──────── Text extract ────────

And someone will likely fork it.


> So much so, I started looking at Javascript testing frameworks like Chai, Mocha, Cypress etc. The problem I found is that they require a completely different setup, and aren't easy to get started for someone from a Python background.

A shame to see Cypress lumped in and dismissed like that. It really is a fantastic way to test.

> The killer feature of Playwright is: You can automatically generate tests by opening a web browser and manually running through the steps you want. It saves the hassle I faced with Selenium, where you were opening developer tools and finding the Xpath or similar. Yuck

This is absolutely not the primary hassle with testing. Recording steps can help kick start your testing, sure. But very quickly you start to realize that it's only saving you from the easiest work at best, and is creating flaky tests at worst.


> Cypress lumped in and dismissed like that

I think Cypress is really cool when you're on their happy path - testing on Chromium browsers and in JavaScript.

I tried it some time ago so maybe this might be outdated, but they had little support for browsers other than Chromium or even rather Electron based and also it was a little difficult to wire up with Gherkin scenarios.

Keep in mind that the OP refers to Python tools, AFAIK Cypress does not offer Python bindings while both Selenium and Playwright do.


We have used Cypress for 3 years to test our oss project: https://apisix.apache.org/blog/2021/02/08/stable-product-del...


We added experimental support for WebKit [0]. It uses PW WebKit under the hood (as mentioned in the blog post). Disclosure: I work on Cypress (but I did not work on the WebKit feature). Firefox works great with Cypress.

Cypress definitely has some limitations, like any other tool, such as only supporting JS-based test. Playwright is definitely a great tool, too. I like them both for different reasons :)

[0] https://www.cypress.io/blog/2022/09/13/cypress-10-8-experime...


Cypress has good support for Firefox now and they are working on WebKit (in fact, I think they’re using playwright-webkit). Not as mature as Playwright, but it’s getting there.


99% sure record tab is available in selenium as well


"Selenium IDE" is the recording tool: https://www.selenium.dev/selenium-ide/


Yeah that was their main product for QA. I’m pretty sure most outsourced companies just use that and add waits to make things green more often lol


Indeed. You need: loggers, data generators, integrations with state probe points, data/result aggregators, etc, etc.

For massive numbers of tests, now it's time to look into parallelism. Really hope you're not sharing your test data between test cases! Or holding open a single db session to your write instance!

How about multimedia artifacts management?

Point being, test automators do a shit ton of work nobody ever wants to dig into.

Tests are not there to only be written. They must be read.


How easy is it to use one of these to do actual automation (not testing)? Say I wanted to login to an SPA, navigate to a page and download a file?

Asking mainly because there’s a tool I have use without an API and if I could script something like that it would make my life a lot easier. Just never tried that type of thing before.

────────

**Exercise 1**
In the thread on browser testing tools, what is the name of Selenium's recording tool?
**Exercise 2**
Reproduce a passage from the thread on browser testing tools, beginning at the words "Point being, test" and stopping after the words "download a file?".
**Exercise 3**
Extend the thread on browser testing tools past its final post with a few more posts that follow on naturally.

──────── Information provided ────────

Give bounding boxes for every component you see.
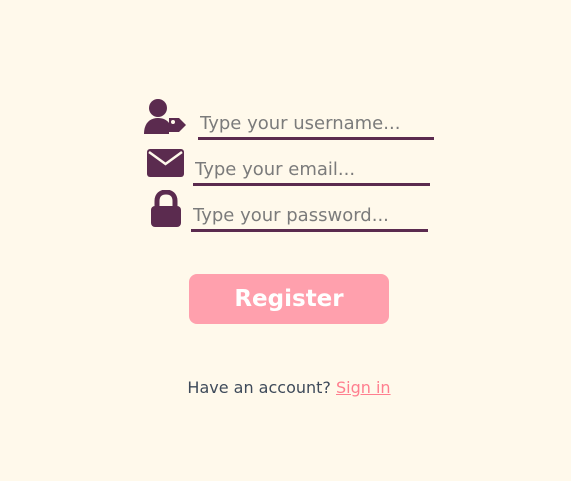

────────

**Exercise result 1**
Selenium IDE

**Exercise result 2**
Point being, test automators do a shit ton of work nobody ever wants to dig into.

Tests are not there to only be written. They must be read.


How easy is it to use one of these to do actual automation (not testing)? Say I wanted to login to an SPA, navigate to a page and download a file?

**Exercise result 3**
It’s pretty easy unless one or more of the following is true: (1) the site invalidates your session often and uses a strong CAPTCHA on login (you can hook up a CAPTCHA solving service for cheap if your usage frequency is low, if it’s a type supported by the solving services). (2) The site employs advanced automation detection and denies access, in which case you may be screwed. I’ve seen sites defeating puppeteer-extra-plugin-stealth before. (3) the site uses a div soup with no discernible structure and random CSS class names, and the information you want doesn’t have uniquely identifying features, e.g. you want to extract some numbers on the page without labels. In which case you might have to resort to CV in the worst case.


Another annoying one is 2FA logins.


TOTP is easily automated. SMS-only is apparently difficult.


> Say I wanted to login to an SPA, navigate to a page and download a file?

Most testing tools make this kind of thing pretty easy. Cypress sits in the page's JavaScript and has access to a Node back end, so when you're not clicking on stuff you can be firing off requests or doing basically anything.

What you might find is that you don't need any fancy stuff though. Maybe look at the download request in Chrome Dev Tools and see if maybe you can just execute a POST command in your language of choice?


Sounds like you can use a macro on the OS level or a plugin like greasemonkey/tampermonkey.


Never tried that. I’m basically trying to setup a cron to login to this site every day and download a CSV.


Any of these would work fine for your idea and not be very difficult to do. (Assuming the site doesn't have any anti-bot measures). You'll need to create a cron that runs the automation script or opens a browser with your greasemonkey script installed.

Sometimes you can even do these with pure curl. POST the login form, get back the necessary cookie or token, then request the download URL, if it's easily predictable.


In my worst case scenario doing something similar, I had to go through the login process via Selenium, then download the file (it actually was a CSV for me too) in Python, by grepping the source code (Xpath and CSS selectors were useless) with a regex. There are ways to share cookies between Firefox and Python, and you could probably save a step by running Selenium from Python. Then make an HTTP request with the proper cookies, UA, and accept-* headers.


Nordpool energy prices perhaps?


Cypress doesn't support webkit.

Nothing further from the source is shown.